• [THE TASK]: Omit all pictures, then retype the data exactly as given.

─── RECORD EXCERPTS ───

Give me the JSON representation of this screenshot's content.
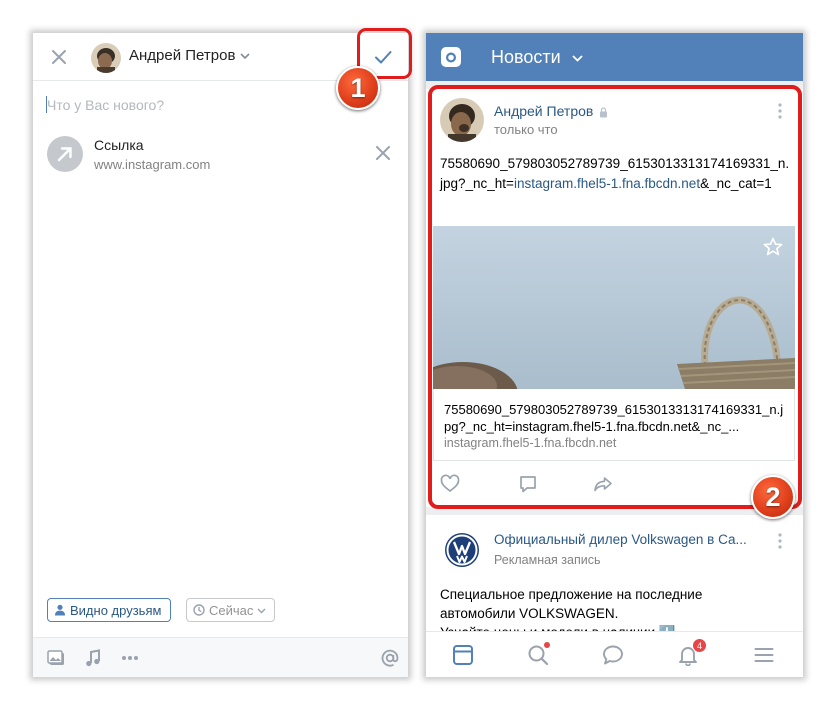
{
  "editor": {
    "author": "Андрей Петров",
    "placeholder": "Что у Вас нового?",
    "attachment": {
      "title": "Ссылка",
      "url": "www.instagram.com"
    },
    "visibility_label": "Видно друзьям",
    "time_label": "Сейчас",
    "toolbar_icons": [
      "photo-icon",
      "music-icon",
      "more-icon",
      "mention-icon"
    ]
  },
  "feed": {
    "title": "Новости",
    "post": {
      "author": "Андрей Петров",
      "time": "только что",
      "text_before_link": "75580690_579803052789739_6153013313174169331_n.jpg?_nc_ht=",
      "text_link": "instagram.fhel5-1.fna.fbcdn.net",
      "text_after_link": "&_nc_cat=1",
      "snippet_title": "75580690_579803052789739_6153013313174169331_n.jpg?_nc_ht=instagram.fhel5-1.fna.fbcdn.net&_nc_...",
      "snippet_url": "instagram.fhel5-1.fna.fbcdn.net"
    },
    "ad": {
      "name": "Официальный дилер Volkswagen в Са...",
      "tag": "Рекламная запись",
      "text_line1": "Специальное предложение на последние",
      "text_line2": "автомобили VOLKSWAGEN.",
      "text_line3": "Узнайте цены и модели в наличии ⬇️"
    },
    "tabbar": {
      "notifications_badge": "4"
    }
  },
  "annotations": {
    "marker1": "1",
    "marker2": "2"
  },
  "colors": {
    "accent": "#5181b8",
    "link": "#2a5885",
    "highlight": "#e01c1c"
  }
}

───

• [RESULT]:
Give me the JSON representation of this screenshot's content.
{
  "editor": {
    "author": "Андрей Петров",
    "placeholder": "Что у Вас нового?",
    "attachment": {
      "title": "Ссылка",
      "url": "www.instagram.com"
    },
    "visibility_label": "Видно друзьям",
    "time_label": "Сейчас",
    "toolbar_icons": [
      "photo-icon",
      "music-icon",
      "more-icon",
      "mention-icon"
    ]
  },
  "feed": {
    "title": "Новости",
    "post": {
      "author": "Андрей Петров",
      "time": "только что",
      "text_before_link": "75580690_579803052789739_6153013313174169331_n.jpg?_nc_ht=",
      "text_link": "instagram.fhel5-1.fna.fbcdn.net",
      "text_after_link": "&_nc_cat=1",
      "snippet_title": "75580690_579803052789739_6153013313174169331_n.jpg?_nc_ht=instagram.fhel5-1.fna.fbcdn.net&_nc_...",
      "snippet_url": "instagram.fhel5-1.fna.fbcdn.net"
    },
    "ad": {
      "name": "Официальный дилер Volkswagen в Са...",
      "tag": "Рекламная запись",
      "text_line1": "Специальное предложение на последние",
      "text_line2": "автомобили VOLKSWAGEN.",
      "text_line3": "Узнайте цены и модели в наличии ⬇️"
    },
    "tabbar": {
      "notifications_badge": "4"
    }
  },
  "annotations": {
    "marker1": "1",
    "marker2": "2"
  },
  "colors": {
    "accent": "#5181b8",
    "link": "#2a5885",
    "highlight": "#e01c1c"
  }
}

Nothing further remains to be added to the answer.